start DATA SHOWN
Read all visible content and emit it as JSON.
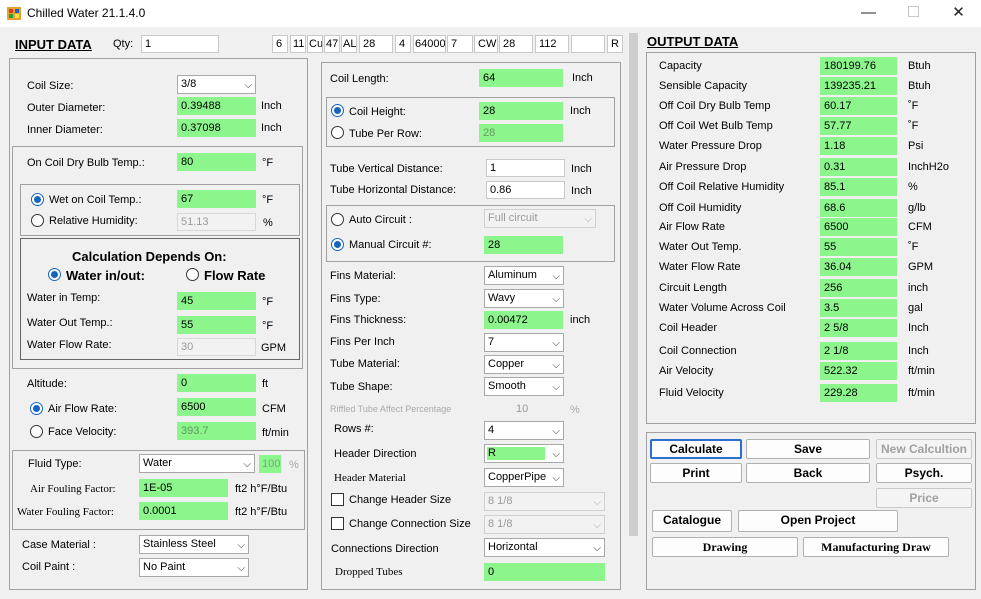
{
  "window": {
    "title": "Chilled Water  21.1.4.0"
  },
  "header": {
    "input_title": "INPUT DATA",
    "qty_label": "Qty:",
    "qty_value": "1",
    "code": [
      "6",
      "11",
      "Cu",
      "47",
      "AL",
      "28",
      "4",
      "64000",
      "7",
      "CW",
      "28",
      "112",
      "",
      "R"
    ]
  },
  "left": {
    "coil_size_label": "Coil Size:",
    "coil_size": "3/8",
    "od_label": "Outer Diameter:",
    "od": "0.39488",
    "od_unit": "Inch",
    "id_label": "Inner Diameter:",
    "id": "0.37098",
    "id_unit": "Inch",
    "db_label": "On Coil Dry Bulb Temp.:",
    "db": "80",
    "db_unit": "°F",
    "wet_label": "Wet on Coil Temp.:",
    "wet": "67",
    "wet_unit": "°F",
    "rh_label": "Relative Humidity:",
    "rh": "51.13",
    "rh_unit": "%",
    "calc_title": "Calculation Depends On:",
    "opt_water": "Water in/out:",
    "opt_flow": "Flow Rate",
    "win_label": "Water in Temp:",
    "win": "45",
    "win_unit": "°F",
    "wout_label": "Water Out Temp.:",
    "wout": "55",
    "wout_unit": "°F",
    "wfr_label": "Water Flow Rate:",
    "wfr": "30",
    "wfr_unit": "GPM",
    "alt_label": "Altitude:",
    "alt": "0",
    "alt_unit": "ft",
    "afr_label": "Air Flow Rate:",
    "afr": "6500",
    "afr_unit": "CFM",
    "fv_label": "Face Velocity:",
    "fv": "393.7",
    "fv_unit": "ft/min",
    "fluid_label": "Fluid Type:",
    "fluid": "Water",
    "fluid_pct": "100",
    "fluid_pct_unit": "%",
    "aff_label": "Air Fouling Factor:",
    "aff": "1E-05",
    "aff_unit": "ft2 h°F/Btu",
    "wff_label": "Water Fouling Factor:",
    "wff": "0.0001",
    "wff_unit": "ft2 h°F/Btu",
    "case_label": "Case Material :",
    "case": "Stainless Steel",
    "paint_label": "Coil Paint :",
    "paint": "No Paint"
  },
  "mid": {
    "len_label": "Coil Length:",
    "len": "64",
    "len_unit": "Inch",
    "height_label": "Coil Height:",
    "height": "28",
    "height_unit": "Inch",
    "tpr_label": "Tube Per Row:",
    "tpr": "28",
    "tvd_label": "Tube Vertical Distance:",
    "tvd": "1",
    "tvd_unit": "Inch",
    "thd_label": "Tube Horizontal Distance:",
    "thd": "0.86",
    "thd_unit": "Inch",
    "auto_label": "Auto Circuit :",
    "auto": "Full circuit",
    "manual_label": "Manual Circuit #:",
    "manual": "28",
    "fmat_label": "Fins Material:",
    "fmat": "Aluminum",
    "ftype_label": "Fins Type:",
    "ftype": "Wavy",
    "fthk_label": "Fins Thickness:",
    "fthk": "0.00472",
    "fthk_unit": "inch",
    "fpi_label": "Fins Per Inch",
    "fpi": "7",
    "tmat_label": "Tube Material:",
    "tmat": "Copper",
    "tshape_label": "Tube Shape:",
    "tshape": "Smooth",
    "rifled_label": "Riffled Tube Affect Percentage",
    "rifled": "10",
    "rifled_unit": "%",
    "rows_label": "Rows #:",
    "rows": "4",
    "hdir_label": "Header Direction",
    "hdir": "R",
    "hmat_label": "Header Material",
    "hmat": "CopperPipe",
    "chs_label": "Change Header Size",
    "chs": "8 1/8",
    "ccs_label": "Change Connection Size",
    "ccs": "8 1/8",
    "cdir_label": "Connections Direction",
    "cdir": "Horizontal",
    "drop_label": "Dropped Tubes",
    "drop": "0"
  },
  "output": {
    "title": "OUTPUT DATA",
    "rows": [
      {
        "label": "Capacity",
        "value": "180199.76",
        "unit": "Btuh"
      },
      {
        "label": "Sensible Capacity",
        "value": "139235.21",
        "unit": "Btuh"
      },
      {
        "label": "Off Coil Dry Bulb Temp",
        "value": "60.17",
        "unit": "˚F"
      },
      {
        "label": "Off Coil Wet Bulb Temp",
        "value": "57.77",
        "unit": "˚F"
      },
      {
        "label": "Water Pressure Drop",
        "value": "1.18",
        "unit": "Psi"
      },
      {
        "label": "Air Pressure Drop",
        "value": "0.31",
        "unit": "InchH2o"
      },
      {
        "label": "Off Coil Relative Humidity",
        "value": "85.1",
        "unit": "%"
      },
      {
        "label": "Off Coil Humidity",
        "value": "68.6",
        "unit": "g/lb"
      },
      {
        "label": "Air Flow Rate",
        "value": "6500",
        "unit": "CFM"
      },
      {
        "label": "Water Out Temp.",
        "value": "55",
        "unit": "˚F"
      },
      {
        "label": "Water Flow Rate",
        "value": "36.04",
        "unit": "GPM"
      },
      {
        "label": "Circuit Length",
        "value": "256",
        "unit": "inch"
      },
      {
        "label": "Water Volume Across Coil",
        "value": "3.5",
        "unit": "gal"
      },
      {
        "label": "Coil Header",
        "value": "2 5/8",
        "unit": "Inch"
      },
      {
        "label": "Coil Connection",
        "value": "2 1/8",
        "unit": "Inch"
      },
      {
        "label": "Air Velocity",
        "value": "522.32",
        "unit": "ft/min"
      },
      {
        "label": "Fluid Velocity",
        "value": "229.28",
        "unit": "ft/min"
      }
    ]
  },
  "buttons": {
    "calculate": "Calculate",
    "save": "Save",
    "new_calc": "New Calcultion",
    "print": "Print",
    "back": "Back",
    "psych": "Psych.",
    "price": "Price",
    "catalogue": "Catalogue",
    "open_project": "Open Project",
    "drawing": "Drawing",
    "manufacturing": "Manufacturing Draw"
  },
  "colors": {
    "highlight": "#8cf58c",
    "accent": "#1565c0"
  }
}
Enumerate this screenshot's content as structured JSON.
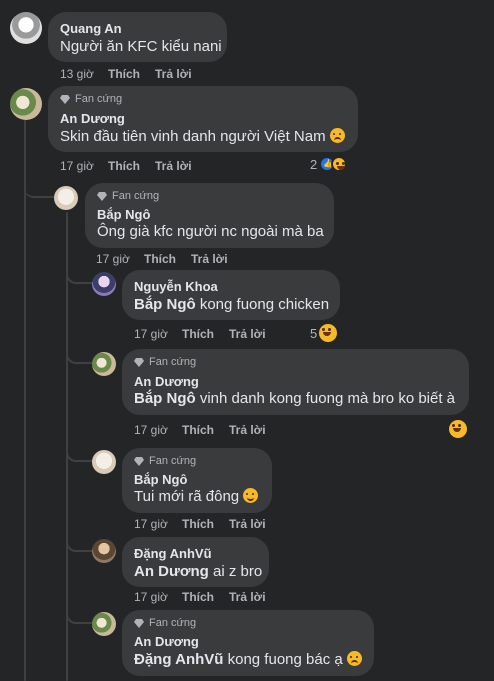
{
  "badge_label": "Fan cứng",
  "like_label": "Thích",
  "reply_label": "Trả lời",
  "comments": [
    {
      "author": "Quang An",
      "text": "Người ăn KFC kiểu nani",
      "time": "13 giờ",
      "fan_badge": false
    },
    {
      "author": "An Dương",
      "text": "Skin đầu tiên vinh danh người Việt Nam",
      "text_emoji": "sad-face-icon",
      "time": "17 giờ",
      "fan_badge": true,
      "reactions": {
        "count": "2",
        "types": [
          "like",
          "haha"
        ]
      }
    },
    {
      "author": "Bắp Ngô",
      "text": "Ông già kfc người nc ngoài mà ba",
      "time": "17 giờ",
      "fan_badge": true
    },
    {
      "author": "Nguyễn Khoa",
      "mention": "Bắp Ngô",
      "text": "kong fuong chicken",
      "time": "17 giờ",
      "fan_badge": false,
      "reactions": {
        "count": "5",
        "types": [
          "haha"
        ]
      }
    },
    {
      "author": "An Dương",
      "mention": "Bắp Ngô",
      "text": "vinh danh kong fuong mà bro ko biết à",
      "time": "17 giờ",
      "fan_badge": true,
      "reactions": {
        "count": "",
        "types": [
          "haha"
        ]
      }
    },
    {
      "author": "Bắp Ngô",
      "text": "Tui mới rã đông",
      "text_emoji": "smile-face-icon",
      "time": "17 giờ",
      "fan_badge": true
    },
    {
      "author": "Đặng AnhVũ",
      "mention": "An Dương",
      "text": "ai z bro",
      "time": "17 giờ",
      "fan_badge": false
    },
    {
      "author": "An Dương",
      "mention": "Đặng AnhVũ",
      "text": "kong fuong bác ạ",
      "text_emoji": "sad-face-icon",
      "time": "",
      "fan_badge": true
    }
  ],
  "colors": {
    "background": "#242526",
    "bubble": "#3a3b3c",
    "text": "#e4e6eb",
    "secondary": "#b0b3b8",
    "thread_line": "#3e4042"
  }
}
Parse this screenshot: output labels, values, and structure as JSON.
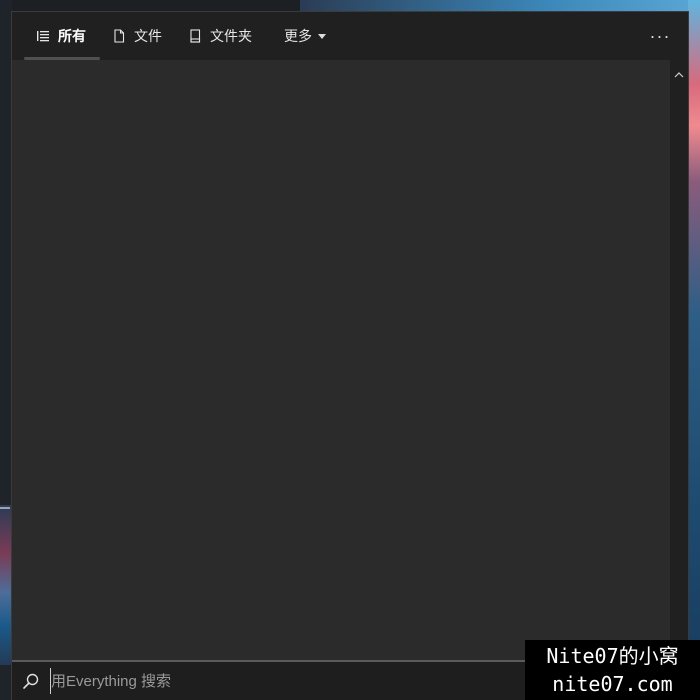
end DATA SHOWN
■ **YOUR TASK**
Check the data for the word "Paint" and pull out the lines that have it.

■ **ANSWER TO THE PROBLEM**
    "paint_label": "Coil Paint :",
    "paint": "No Paint"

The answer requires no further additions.